*Task inputs*
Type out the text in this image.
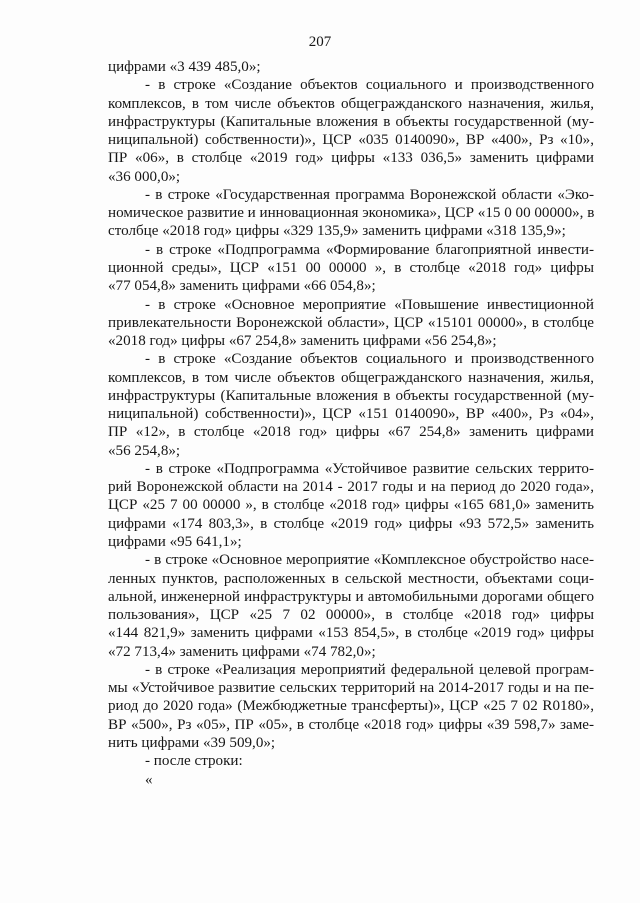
207
цифрами «3 439 485,0»;
- в строке «Создание объектов социального и производственного
комплексов, в том числе объектов общегражданского назначения, жилья,
инфраструктуры (Капитальные вложения в объекты государственной (му-
ниципальной) собственности)», ЦСР «035 0140090», ВР «400», Рз «10»,
ПР «06», в столбце «2019 год» цифры «133 036,5» заменить цифрами
«36 000,0»;
- в строке «Государственная программа Воронежской области «Эко-
номическое развитие и инновационная экономика», ЦСР «15 0 00 00000», в
столбце «2018 год» цифры «329 135,9» заменить цифрами «318 135,9»;
- в строке «Подпрограмма «Формирование благоприятной инвести-
ционной среды», ЦСР «151 00 00000 », в столбце «2018 год» цифры
«77 054,8» заменить цифрами «66 054,8»;
- в строке «Основное мероприятие «Повышение инвестиционной
привлекательности Воронежской области», ЦСР «15101 00000», в столбце
«2018 год» цифры «67 254,8» заменить цифрами «56 254,8»;
- в строке «Создание объектов социального и производственного
комплексов, в том числе объектов общегражданского назначения, жилья,
инфраструктуры (Капитальные вложения в объекты государственной (му-
ниципальной) собственности)», ЦСР «151 0140090», ВР «400», Рз «04»,
ПР «12», в столбце «2018 год» цифры «67 254,8» заменить цифрами
«56 254,8»;
- в строке «Подпрограмма «Устойчивое развитие сельских террито-
рий Воронежской области на 2014 - 2017 годы и на период до 2020 года»,
ЦСР «25 7 00 00000 », в столбце «2018 год» цифры «165 681,0» заменить
цифрами «174 803,3», в столбце «2019 год» цифры «93 572,5» заменить
цифрами «95 641,1»;
- в строке «Основное мероприятие «Комплексное обустройство насе-
ленных пунктов, расположенных в сельской местности, объектами соци-
альной, инженерной инфраструктуры и автомобильными дорогами общего
пользования», ЦСР «25 7 02 00000», в столбце «2018 год» цифры
«144 821,9» заменить цифрами «153 854,5», в столбце «2019 год» цифры
«72 713,4» заменить цифрами «74 782,0»;
- в строке «Реализация мероприятий федеральной целевой програм-
мы «Устойчивое развитие сельских территорий на 2014-2017 годы и на пе-
риод до 2020 года» (Межбюджетные трансферты)», ЦСР «25 7 02 R0180»,
ВР «500», Рз «05», ПР «05», в столбце «2018 год» цифры «39 598,7» заме-
нить цифрами «39 509,0»;
- после строки:
«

*The task*
Show, from the material above, each line that includes the string "собственности".

*Result of this task*
ниципальной) собственности)», ЦСР «035 0140090», ВР «400», Рз «10»,
ниципальной) собственности)», ЦСР «151 0140090», ВР «400», Рз «04»,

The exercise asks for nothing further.